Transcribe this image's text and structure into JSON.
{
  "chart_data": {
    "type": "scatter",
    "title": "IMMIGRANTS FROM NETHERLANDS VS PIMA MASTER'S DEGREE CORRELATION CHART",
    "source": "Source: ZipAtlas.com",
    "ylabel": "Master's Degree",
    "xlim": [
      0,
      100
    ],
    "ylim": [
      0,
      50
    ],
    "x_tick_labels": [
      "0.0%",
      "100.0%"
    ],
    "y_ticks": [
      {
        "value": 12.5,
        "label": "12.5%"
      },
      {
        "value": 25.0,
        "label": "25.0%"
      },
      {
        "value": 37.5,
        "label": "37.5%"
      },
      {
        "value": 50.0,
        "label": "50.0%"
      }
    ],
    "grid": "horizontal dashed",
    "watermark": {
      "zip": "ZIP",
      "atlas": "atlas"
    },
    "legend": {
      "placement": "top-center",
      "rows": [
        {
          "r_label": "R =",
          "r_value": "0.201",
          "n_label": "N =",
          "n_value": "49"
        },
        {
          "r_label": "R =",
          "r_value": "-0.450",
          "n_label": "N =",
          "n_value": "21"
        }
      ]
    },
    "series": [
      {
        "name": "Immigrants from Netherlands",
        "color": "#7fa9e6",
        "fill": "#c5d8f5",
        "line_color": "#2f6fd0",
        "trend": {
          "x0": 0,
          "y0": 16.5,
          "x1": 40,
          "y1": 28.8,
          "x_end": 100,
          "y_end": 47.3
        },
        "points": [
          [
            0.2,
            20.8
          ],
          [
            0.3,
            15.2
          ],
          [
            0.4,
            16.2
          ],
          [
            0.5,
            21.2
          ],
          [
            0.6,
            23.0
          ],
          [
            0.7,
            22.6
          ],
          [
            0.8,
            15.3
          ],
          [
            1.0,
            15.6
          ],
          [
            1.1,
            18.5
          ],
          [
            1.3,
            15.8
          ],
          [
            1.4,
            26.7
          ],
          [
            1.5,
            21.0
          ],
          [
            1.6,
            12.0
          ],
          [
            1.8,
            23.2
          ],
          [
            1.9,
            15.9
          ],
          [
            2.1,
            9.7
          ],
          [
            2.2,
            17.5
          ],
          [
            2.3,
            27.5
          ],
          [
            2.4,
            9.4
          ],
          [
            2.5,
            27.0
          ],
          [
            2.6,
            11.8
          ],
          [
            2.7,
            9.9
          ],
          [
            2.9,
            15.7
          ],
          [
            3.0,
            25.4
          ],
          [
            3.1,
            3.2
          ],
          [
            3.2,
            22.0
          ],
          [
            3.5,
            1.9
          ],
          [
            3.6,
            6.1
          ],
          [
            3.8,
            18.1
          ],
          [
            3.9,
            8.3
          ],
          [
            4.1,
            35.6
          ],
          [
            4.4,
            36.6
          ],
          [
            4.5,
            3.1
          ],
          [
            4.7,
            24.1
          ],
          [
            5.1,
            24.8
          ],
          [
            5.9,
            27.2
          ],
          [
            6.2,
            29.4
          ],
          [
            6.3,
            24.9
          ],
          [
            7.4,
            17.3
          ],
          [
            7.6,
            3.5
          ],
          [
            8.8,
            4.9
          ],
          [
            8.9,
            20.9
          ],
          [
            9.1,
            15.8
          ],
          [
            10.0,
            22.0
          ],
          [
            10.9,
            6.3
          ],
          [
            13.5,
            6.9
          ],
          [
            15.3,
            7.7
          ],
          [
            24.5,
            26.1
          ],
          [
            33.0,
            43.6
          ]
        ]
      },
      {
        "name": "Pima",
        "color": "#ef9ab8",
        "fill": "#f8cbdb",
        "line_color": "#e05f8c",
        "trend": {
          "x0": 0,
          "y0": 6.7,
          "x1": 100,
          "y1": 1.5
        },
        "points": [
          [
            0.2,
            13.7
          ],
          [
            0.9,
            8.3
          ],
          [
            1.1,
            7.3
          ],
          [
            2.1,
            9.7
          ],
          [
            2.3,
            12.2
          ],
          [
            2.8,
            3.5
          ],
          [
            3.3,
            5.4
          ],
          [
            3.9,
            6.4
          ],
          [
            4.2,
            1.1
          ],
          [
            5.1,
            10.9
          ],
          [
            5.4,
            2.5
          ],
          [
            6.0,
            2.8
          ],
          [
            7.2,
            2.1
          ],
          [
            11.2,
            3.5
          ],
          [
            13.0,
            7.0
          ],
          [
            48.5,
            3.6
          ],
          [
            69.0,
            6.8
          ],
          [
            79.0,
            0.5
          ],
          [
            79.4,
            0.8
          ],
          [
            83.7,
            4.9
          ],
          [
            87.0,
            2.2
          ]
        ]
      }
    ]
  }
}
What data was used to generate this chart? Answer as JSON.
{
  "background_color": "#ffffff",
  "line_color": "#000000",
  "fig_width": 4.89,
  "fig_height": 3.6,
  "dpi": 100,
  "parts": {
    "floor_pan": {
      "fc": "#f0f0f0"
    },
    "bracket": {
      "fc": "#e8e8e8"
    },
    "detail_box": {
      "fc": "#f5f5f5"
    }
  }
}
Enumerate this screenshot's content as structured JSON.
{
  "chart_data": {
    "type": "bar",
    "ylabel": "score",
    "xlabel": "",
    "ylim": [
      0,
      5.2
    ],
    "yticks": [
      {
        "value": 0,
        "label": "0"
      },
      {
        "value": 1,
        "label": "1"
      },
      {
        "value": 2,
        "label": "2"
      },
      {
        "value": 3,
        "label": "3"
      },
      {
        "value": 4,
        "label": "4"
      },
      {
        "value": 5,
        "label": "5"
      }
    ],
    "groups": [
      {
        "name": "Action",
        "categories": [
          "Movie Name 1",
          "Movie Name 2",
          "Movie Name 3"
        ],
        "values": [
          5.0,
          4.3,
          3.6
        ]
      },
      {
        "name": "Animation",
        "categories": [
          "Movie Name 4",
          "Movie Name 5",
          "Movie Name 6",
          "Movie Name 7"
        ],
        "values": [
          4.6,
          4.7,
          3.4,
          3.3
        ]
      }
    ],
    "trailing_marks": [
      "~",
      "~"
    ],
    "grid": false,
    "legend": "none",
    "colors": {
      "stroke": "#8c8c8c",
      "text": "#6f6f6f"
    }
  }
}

==*==

### Task:
Transcribe the entire listing above precisely.

### Complete output:
Transcribe this image's text and structure into JSON.
{
  "chart_data": {
    "type": "scatter",
    "title": "IMMIGRANTS FROM NETHERLANDS VS PIMA MASTER'S DEGREE CORRELATION CHART",
    "source": "Source: ZipAtlas.com",
    "ylabel": "Master's Degree",
    "xlim": [
      0,
      100
    ],
    "ylim": [
      0,
      50
    ],
    "x_tick_labels": [
      "0.0%",
      "100.0%"
    ],
    "y_ticks": [
      {
        "value": 12.5,
        "label": "12.5%"
      },
      {
        "value": 25.0,
        "label": "25.0%"
      },
      {
        "value": 37.5,
        "label": "37.5%"
      },
      {
        "value": 50.0,
        "label": "50.0%"
      }
    ],
    "grid": "horizontal dashed",
    "watermark": {
      "zip": "ZIP",
      "atlas": "atlas"
    },
    "legend": {
      "placement": "top-center",
      "rows": [
        {
          "r_label": "R =",
          "r_value": "0.201",
          "n_label": "N =",
          "n_value": "49"
        },
        {
          "r_label": "R =",
          "r_value": "-0.450",
          "n_label": "N =",
          "n_value": "21"
        }
      ]
    },
    "series": [
      {
        "name": "Immigrants from Netherlands",
        "color": "#7fa9e6",
        "fill": "#c5d8f5",
        "line_color": "#2f6fd0",
        "trend": {
          "x0": 0,
          "y0": 16.5,
          "x1": 40,
          "y1": 28.8,
          "x_end": 100,
          "y_end": 47.3
        },
        "points": [
          [
            0.2,
            20.8
          ],
          [
            0.3,
            15.2
          ],
          [
            0.4,
            16.2
          ],
          [
            0.5,
            21.2
          ],
          [
            0.6,
            23.0
          ],
          [
            0.7,
            22.6
          ],
          [
            0.8,
            15.3
          ],
          [
            1.0,
            15.6
          ],
          [
            1.1,
            18.5
          ],
          [
            1.3,
            15.8
          ],
          [
            1.4,
            26.7
          ],
          [
            1.5,
            21.0
          ],
          [
            1.6,
            12.0
          ],
          [
            1.8,
            23.2
          ],
          [
            1.9,
            15.9
          ],
          [
            2.1,
            9.7
          ],
          [
            2.2,
            17.5
          ],
          [
            2.3,
            27.5
          ],
          [
            2.4,
            9.4
          ],
          [
            2.5,
            27.0
          ],
          [
            2.6,
            11.8
          ],
          [
            2.7,
            9.9
          ],
          [
            2.9,
            15.7
          ],
          [
            3.0,
            25.4
          ],
          [
            3.1,
            3.2
          ],
          [
            3.2,
            22.0
          ],
          [
            3.5,
            1.9
          ],
          [
            3.6,
            6.1
          ],
          [
            3.8,
            18.1
          ],
          [
            3.9,
            8.3
          ],
          [
            4.1,
            35.6
          ],
          [
            4.4,
            36.6
          ],
          [
            4.5,
            3.1
          ],
          [
            4.7,
            24.1
          ],
          [
            5.1,
            24.8
          ],
          [
            5.9,
            27.2
          ],
          [
            6.2,
            29.4
          ],
          [
            6.3,
            24.9
          ],
          [
            7.4,
            17.3
          ],
          [
            7.6,
            3.5
          ],
          [
            8.8,
            4.9
          ],
          [
            8.9,
            20.9
          ],
          [
            9.1,
            15.8
          ],
          [
            10.0,
            22.0
          ],
          [
            10.9,
            6.3
          ],
          [
            13.5,
            6.9
          ],
          [
            15.3,
            7.7
          ],
          [
            24.5,
            26.1
          ],
          [
            33.0,
            43.6
          ]
        ]
      },
      {
        "name": "Pima",
        "color": "#ef9ab8",
        "fill": "#f8cbdb",
        "line_color": "#e05f8c",
        "trend": {
          "x0": 0,
          "y0": 6.7,
          "x1": 100,
          "y1": 1.5
        },
        "points": [
          [
            0.2,
            13.7
          ],
          [
            0.9,
            8.3
          ],
          [
            1.1,
            7.3
          ],
          [
            2.1,
            9.7
          ],
          [
            2.3,
            12.2
          ],
          [
            2.8,
            3.5
          ],
          [
            3.3,
            5.4
          ],
          [
            3.9,
            6.4
          ],
          [
            4.2,
            1.1
          ],
          [
            5.1,
            10.9
          ],
          [
            5.4,
            2.5
          ],
          [
            6.0,
            2.8
          ],
          [
            7.2,
            2.1
          ],
          [
            11.2,
            3.5
          ],
          [
            13.0,
            7.0
          ],
          [
            48.5,
            3.6
          ],
          [
            69.0,
            6.8
          ],
          [
            79.0,
            0.5
          ],
          [
            79.4,
            0.8
          ],
          [
            83.7,
            4.9
          ],
          [
            87.0,
            2.2
          ]
        ]
      }
    ]
  }
}
What data was used to generate this chart? Answer as JSON.
{
  "background_color": "#ffffff",
  "line_color": "#000000",
  "fig_width": 4.89,
  "fig_height": 3.6,
  "dpi": 100,
  "parts": {
    "floor_pan": {
      "fc": "#f0f0f0"
    },
    "bracket": {
      "fc": "#e8e8e8"
    },
    "detail_box": {
      "fc": "#f5f5f5"
    }
  }
}
Enumerate this screenshot's content as structured JSON.
{
  "chart_data": {
    "type": "bar",
    "ylabel": "score",
    "xlabel": "",
    "ylim": [
      0,
      5.2
    ],
    "yticks": [
      {
        "value": 0,
        "label": "0"
      },
      {
        "value": 1,
        "label": "1"
      },
      {
        "value": 2,
        "label": "2"
      },
      {
        "value": 3,
        "label": "3"
      },
      {
        "value": 4,
        "label": "4"
      },
      {
        "value": 5,
        "label": "5"
      }
    ],
    "groups": [
      {
        "name": "Action",
        "categories": [
          "Movie Name 1",
          "Movie Name 2",
          "Movie Name 3"
        ],
        "values": [
          5.0,
          4.3,
          3.6
        ]
      },
      {
        "name": "Animation",
        "categories": [
          "Movie Name 4",
          "Movie Name 5",
          "Movie Name 6",
          "Movie Name 7"
        ],
        "values": [
          4.6,
          4.7,
          3.4,
          3.3
        ]
      }
    ],
    "trailing_marks": [
      "~",
      "~"
    ],
    "grid": false,
    "legend": "none",
    "colors": {
      "stroke": "#8c8c8c",
      "text": "#6f6f6f"
    }
  }
}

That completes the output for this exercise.